_YOUR OBJECTIVE_. Take the entries below and reproduce them word for word.

Collected data entries
[start]

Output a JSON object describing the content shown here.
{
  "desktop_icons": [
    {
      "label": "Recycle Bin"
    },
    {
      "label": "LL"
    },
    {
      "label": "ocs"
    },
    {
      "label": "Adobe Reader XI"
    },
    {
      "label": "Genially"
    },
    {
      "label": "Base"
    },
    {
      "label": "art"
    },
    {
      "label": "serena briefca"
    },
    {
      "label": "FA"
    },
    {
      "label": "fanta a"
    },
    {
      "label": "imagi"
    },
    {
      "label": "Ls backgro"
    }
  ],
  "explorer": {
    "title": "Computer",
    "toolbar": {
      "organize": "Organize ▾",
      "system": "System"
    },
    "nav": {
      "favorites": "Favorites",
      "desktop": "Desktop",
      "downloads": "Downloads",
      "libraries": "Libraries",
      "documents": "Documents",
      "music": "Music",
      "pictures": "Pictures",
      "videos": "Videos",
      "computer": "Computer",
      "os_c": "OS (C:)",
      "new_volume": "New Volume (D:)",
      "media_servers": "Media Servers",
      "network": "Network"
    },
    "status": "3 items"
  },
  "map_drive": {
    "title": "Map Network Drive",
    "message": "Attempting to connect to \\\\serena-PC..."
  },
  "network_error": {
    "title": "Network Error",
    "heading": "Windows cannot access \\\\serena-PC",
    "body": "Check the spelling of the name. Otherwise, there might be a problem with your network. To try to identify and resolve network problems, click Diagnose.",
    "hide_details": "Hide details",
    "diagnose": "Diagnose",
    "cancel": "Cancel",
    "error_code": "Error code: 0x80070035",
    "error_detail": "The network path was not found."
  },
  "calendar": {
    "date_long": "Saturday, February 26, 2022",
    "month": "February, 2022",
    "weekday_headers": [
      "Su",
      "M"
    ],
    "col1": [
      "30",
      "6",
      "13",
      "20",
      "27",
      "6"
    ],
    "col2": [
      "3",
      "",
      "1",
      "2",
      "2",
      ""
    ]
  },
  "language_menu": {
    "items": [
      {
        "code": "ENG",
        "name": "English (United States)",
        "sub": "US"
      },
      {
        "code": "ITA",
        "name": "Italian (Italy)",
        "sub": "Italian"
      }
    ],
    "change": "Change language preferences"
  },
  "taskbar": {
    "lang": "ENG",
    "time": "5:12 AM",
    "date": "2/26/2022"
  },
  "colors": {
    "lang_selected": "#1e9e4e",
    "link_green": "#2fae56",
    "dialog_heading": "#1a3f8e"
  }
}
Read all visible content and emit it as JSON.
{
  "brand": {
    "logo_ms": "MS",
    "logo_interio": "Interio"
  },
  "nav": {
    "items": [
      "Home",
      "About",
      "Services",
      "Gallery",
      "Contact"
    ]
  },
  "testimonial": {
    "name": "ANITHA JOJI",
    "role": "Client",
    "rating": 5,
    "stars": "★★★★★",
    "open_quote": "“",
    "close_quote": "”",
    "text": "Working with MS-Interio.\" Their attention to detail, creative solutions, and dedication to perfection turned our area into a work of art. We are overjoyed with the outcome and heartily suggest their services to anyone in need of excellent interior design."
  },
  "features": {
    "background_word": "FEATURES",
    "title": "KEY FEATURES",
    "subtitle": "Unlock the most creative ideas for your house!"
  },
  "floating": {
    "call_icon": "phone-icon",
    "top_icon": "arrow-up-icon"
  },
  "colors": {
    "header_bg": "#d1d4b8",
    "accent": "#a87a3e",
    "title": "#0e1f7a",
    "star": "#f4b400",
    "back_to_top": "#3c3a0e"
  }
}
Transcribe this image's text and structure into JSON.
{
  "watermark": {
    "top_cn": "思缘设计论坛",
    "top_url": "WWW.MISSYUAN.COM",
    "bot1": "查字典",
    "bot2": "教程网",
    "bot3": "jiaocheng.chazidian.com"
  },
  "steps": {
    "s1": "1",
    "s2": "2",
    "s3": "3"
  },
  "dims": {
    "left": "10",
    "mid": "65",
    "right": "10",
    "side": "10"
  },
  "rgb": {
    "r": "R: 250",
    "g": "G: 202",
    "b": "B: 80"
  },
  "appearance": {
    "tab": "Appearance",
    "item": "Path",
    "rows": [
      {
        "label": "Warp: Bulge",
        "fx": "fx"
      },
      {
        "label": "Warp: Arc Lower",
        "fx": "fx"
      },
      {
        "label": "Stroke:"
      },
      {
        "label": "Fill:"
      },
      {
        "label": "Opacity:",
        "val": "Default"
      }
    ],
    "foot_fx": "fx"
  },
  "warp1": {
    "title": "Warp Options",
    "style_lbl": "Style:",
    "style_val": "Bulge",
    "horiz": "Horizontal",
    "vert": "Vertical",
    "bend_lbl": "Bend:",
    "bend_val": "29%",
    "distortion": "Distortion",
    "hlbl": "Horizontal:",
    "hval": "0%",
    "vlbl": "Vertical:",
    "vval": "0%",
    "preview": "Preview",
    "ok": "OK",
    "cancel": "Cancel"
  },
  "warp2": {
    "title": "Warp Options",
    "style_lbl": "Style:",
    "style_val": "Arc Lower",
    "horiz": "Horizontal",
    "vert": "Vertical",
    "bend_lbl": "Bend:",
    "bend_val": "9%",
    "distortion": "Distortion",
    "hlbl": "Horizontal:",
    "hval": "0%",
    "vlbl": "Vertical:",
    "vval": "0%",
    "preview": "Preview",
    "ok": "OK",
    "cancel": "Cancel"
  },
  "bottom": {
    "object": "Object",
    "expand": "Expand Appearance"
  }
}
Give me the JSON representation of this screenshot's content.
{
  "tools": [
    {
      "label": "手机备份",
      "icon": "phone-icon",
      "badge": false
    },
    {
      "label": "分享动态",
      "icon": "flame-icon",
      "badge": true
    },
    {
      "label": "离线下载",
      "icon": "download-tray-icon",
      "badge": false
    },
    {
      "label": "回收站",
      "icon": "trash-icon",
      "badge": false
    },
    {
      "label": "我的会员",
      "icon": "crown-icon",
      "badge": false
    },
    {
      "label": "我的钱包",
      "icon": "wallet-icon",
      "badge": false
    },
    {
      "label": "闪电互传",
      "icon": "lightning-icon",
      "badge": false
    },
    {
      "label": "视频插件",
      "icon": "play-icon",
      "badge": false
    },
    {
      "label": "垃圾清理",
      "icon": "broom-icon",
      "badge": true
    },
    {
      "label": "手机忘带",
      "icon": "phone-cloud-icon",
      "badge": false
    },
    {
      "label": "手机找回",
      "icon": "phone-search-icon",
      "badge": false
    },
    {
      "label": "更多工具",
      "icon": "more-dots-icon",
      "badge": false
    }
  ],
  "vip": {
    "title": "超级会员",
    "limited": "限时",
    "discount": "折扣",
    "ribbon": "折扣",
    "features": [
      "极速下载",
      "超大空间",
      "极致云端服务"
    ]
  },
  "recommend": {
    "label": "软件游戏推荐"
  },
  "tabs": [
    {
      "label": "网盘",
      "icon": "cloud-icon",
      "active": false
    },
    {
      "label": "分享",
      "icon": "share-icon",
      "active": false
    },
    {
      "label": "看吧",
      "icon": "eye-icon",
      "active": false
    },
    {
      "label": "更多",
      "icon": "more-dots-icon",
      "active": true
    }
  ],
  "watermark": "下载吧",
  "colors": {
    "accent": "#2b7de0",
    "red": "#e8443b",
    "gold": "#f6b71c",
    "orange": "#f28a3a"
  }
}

[end]

_TASK ANSWER_.
Output a JSON object describing the content shown here.
{
  "desktop_icons": [
    {
      "label": "Recycle Bin"
    },
    {
      "label": "LL"
    },
    {
      "label": "ocs"
    },
    {
      "label": "Adobe Reader XI"
    },
    {
      "label": "Genially"
    },
    {
      "label": "Base"
    },
    {
      "label": "art"
    },
    {
      "label": "serena briefca"
    },
    {
      "label": "FA"
    },
    {
      "label": "fanta a"
    },
    {
      "label": "imagi"
    },
    {
      "label": "Ls backgro"
    }
  ],
  "explorer": {
    "title": "Computer",
    "toolbar": {
      "organize": "Organize ▾",
      "system": "System"
    },
    "nav": {
      "favorites": "Favorites",
      "desktop": "Desktop",
      "downloads": "Downloads",
      "libraries": "Libraries",
      "documents": "Documents",
      "music": "Music",
      "pictures": "Pictures",
      "videos": "Videos",
      "computer": "Computer",
      "os_c": "OS (C:)",
      "new_volume": "New Volume (D:)",
      "media_servers": "Media Servers",
      "network": "Network"
    },
    "status": "3 items"
  },
  "map_drive": {
    "title": "Map Network Drive",
    "message": "Attempting to connect to \\\\serena-PC..."
  },
  "network_error": {
    "title": "Network Error",
    "heading": "Windows cannot access \\\\serena-PC",
    "body": "Check the spelling of the name. Otherwise, there might be a problem with your network. To try to identify and resolve network problems, click Diagnose.",
    "hide_details": "Hide details",
    "diagnose": "Diagnose",
    "cancel": "Cancel",
    "error_code": "Error code: 0x80070035",
    "error_detail": "The network path was not found."
  },
  "calendar": {
    "date_long": "Saturday, February 26, 2022",
    "month": "February, 2022",
    "weekday_headers": [
      "Su",
      "M"
    ],
    "col1": [
      "30",
      "6",
      "13",
      "20",
      "27",
      "6"
    ],
    "col2": [
      "3",
      "",
      "1",
      "2",
      "2",
      ""
    ]
  },
  "language_menu": {
    "items": [
      {
        "code": "ENG",
        "name": "English (United States)",
        "sub": "US"
      },
      {
        "code": "ITA",
        "name": "Italian (Italy)",
        "sub": "Italian"
      }
    ],
    "change": "Change language preferences"
  },
  "taskbar": {
    "lang": "ENG",
    "time": "5:12 AM",
    "date": "2/26/2022"
  },
  "colors": {
    "lang_selected": "#1e9e4e",
    "link_green": "#2fae56",
    "dialog_heading": "#1a3f8e"
  }
}
Read all visible content and emit it as JSON.
{
  "brand": {
    "logo_ms": "MS",
    "logo_interio": "Interio"
  },
  "nav": {
    "items": [
      "Home",
      "About",
      "Services",
      "Gallery",
      "Contact"
    ]
  },
  "testimonial": {
    "name": "ANITHA JOJI",
    "role": "Client",
    "rating": 5,
    "stars": "★★★★★",
    "open_quote": "“",
    "close_quote": "”",
    "text": "Working with MS-Interio.\" Their attention to detail, creative solutions, and dedication to perfection turned our area into a work of art. We are overjoyed with the outcome and heartily suggest their services to anyone in need of excellent interior design."
  },
  "features": {
    "background_word": "FEATURES",
    "title": "KEY FEATURES",
    "subtitle": "Unlock the most creative ideas for your house!"
  },
  "floating": {
    "call_icon": "phone-icon",
    "top_icon": "arrow-up-icon"
  },
  "colors": {
    "header_bg": "#d1d4b8",
    "accent": "#a87a3e",
    "title": "#0e1f7a",
    "star": "#f4b400",
    "back_to_top": "#3c3a0e"
  }
}
Transcribe this image's text and structure into JSON.
{
  "watermark": {
    "top_cn": "思缘设计论坛",
    "top_url": "WWW.MISSYUAN.COM",
    "bot1": "查字典",
    "bot2": "教程网",
    "bot3": "jiaocheng.chazidian.com"
  },
  "steps": {
    "s1": "1",
    "s2": "2",
    "s3": "3"
  },
  "dims": {
    "left": "10",
    "mid": "65",
    "right": "10",
    "side": "10"
  },
  "rgb": {
    "r": "R: 250",
    "g": "G: 202",
    "b": "B: 80"
  },
  "appearance": {
    "tab": "Appearance",
    "item": "Path",
    "rows": [
      {
        "label": "Warp: Bulge",
        "fx": "fx"
      },
      {
        "label": "Warp: Arc Lower",
        "fx": "fx"
      },
      {
        "label": "Stroke:"
      },
      {
        "label": "Fill:"
      },
      {
        "label": "Opacity:",
        "val": "Default"
      }
    ],
    "foot_fx": "fx"
  },
  "warp1": {
    "title": "Warp Options",
    "style_lbl": "Style:",
    "style_val": "Bulge",
    "horiz": "Horizontal",
    "vert": "Vertical",
    "bend_lbl": "Bend:",
    "bend_val": "29%",
    "distortion": "Distortion",
    "hlbl": "Horizontal:",
    "hval": "0%",
    "vlbl": "Vertical:",
    "vval": "0%",
    "preview": "Preview",
    "ok": "OK",
    "cancel": "Cancel"
  },
  "warp2": {
    "title": "Warp Options",
    "style_lbl": "Style:",
    "style_val": "Arc Lower",
    "horiz": "Horizontal",
    "vert": "Vertical",
    "bend_lbl": "Bend:",
    "bend_val": "9%",
    "distortion": "Distortion",
    "hlbl": "Horizontal:",
    "hval": "0%",
    "vlbl": "Vertical:",
    "vval": "0%",
    "preview": "Preview",
    "ok": "OK",
    "cancel": "Cancel"
  },
  "bottom": {
    "object": "Object",
    "expand": "Expand Appearance"
  }
}
Give me the JSON representation of this screenshot's content.
{
  "tools": [
    {
      "label": "手机备份",
      "icon": "phone-icon",
      "badge": false
    },
    {
      "label": "分享动态",
      "icon": "flame-icon",
      "badge": true
    },
    {
      "label": "离线下载",
      "icon": "download-tray-icon",
      "badge": false
    },
    {
      "label": "回收站",
      "icon": "trash-icon",
      "badge": false
    },
    {
      "label": "我的会员",
      "icon": "crown-icon",
      "badge": false
    },
    {
      "label": "我的钱包",
      "icon": "wallet-icon",
      "badge": false
    },
    {
      "label": "闪电互传",
      "icon": "lightning-icon",
      "badge": false
    },
    {
      "label": "视频插件",
      "icon": "play-icon",
      "badge": false
    },
    {
      "label": "垃圾清理",
      "icon": "broom-icon",
      "badge": true
    },
    {
      "label": "手机忘带",
      "icon": "phone-cloud-icon",
      "badge": false
    },
    {
      "label": "手机找回",
      "icon": "phone-search-icon",
      "badge": false
    },
    {
      "label": "更多工具",
      "icon": "more-dots-icon",
      "badge": false
    }
  ],
  "vip": {
    "title": "超级会员",
    "limited": "限时",
    "discount": "折扣",
    "ribbon": "折扣",
    "features": [
      "极速下载",
      "超大空间",
      "极致云端服务"
    ]
  },
  "recommend": {
    "label": "软件游戏推荐"
  },
  "tabs": [
    {
      "label": "网盘",
      "icon": "cloud-icon",
      "active": false
    },
    {
      "label": "分享",
      "icon": "share-icon",
      "active": false
    },
    {
      "label": "看吧",
      "icon": "eye-icon",
      "active": false
    },
    {
      "label": "更多",
      "icon": "more-dots-icon",
      "active": true
    }
  ],
  "watermark": "下载吧",
  "colors": {
    "accent": "#2b7de0",
    "red": "#e8443b",
    "gold": "#f6b71c",
    "orange": "#f28a3a"
  }
}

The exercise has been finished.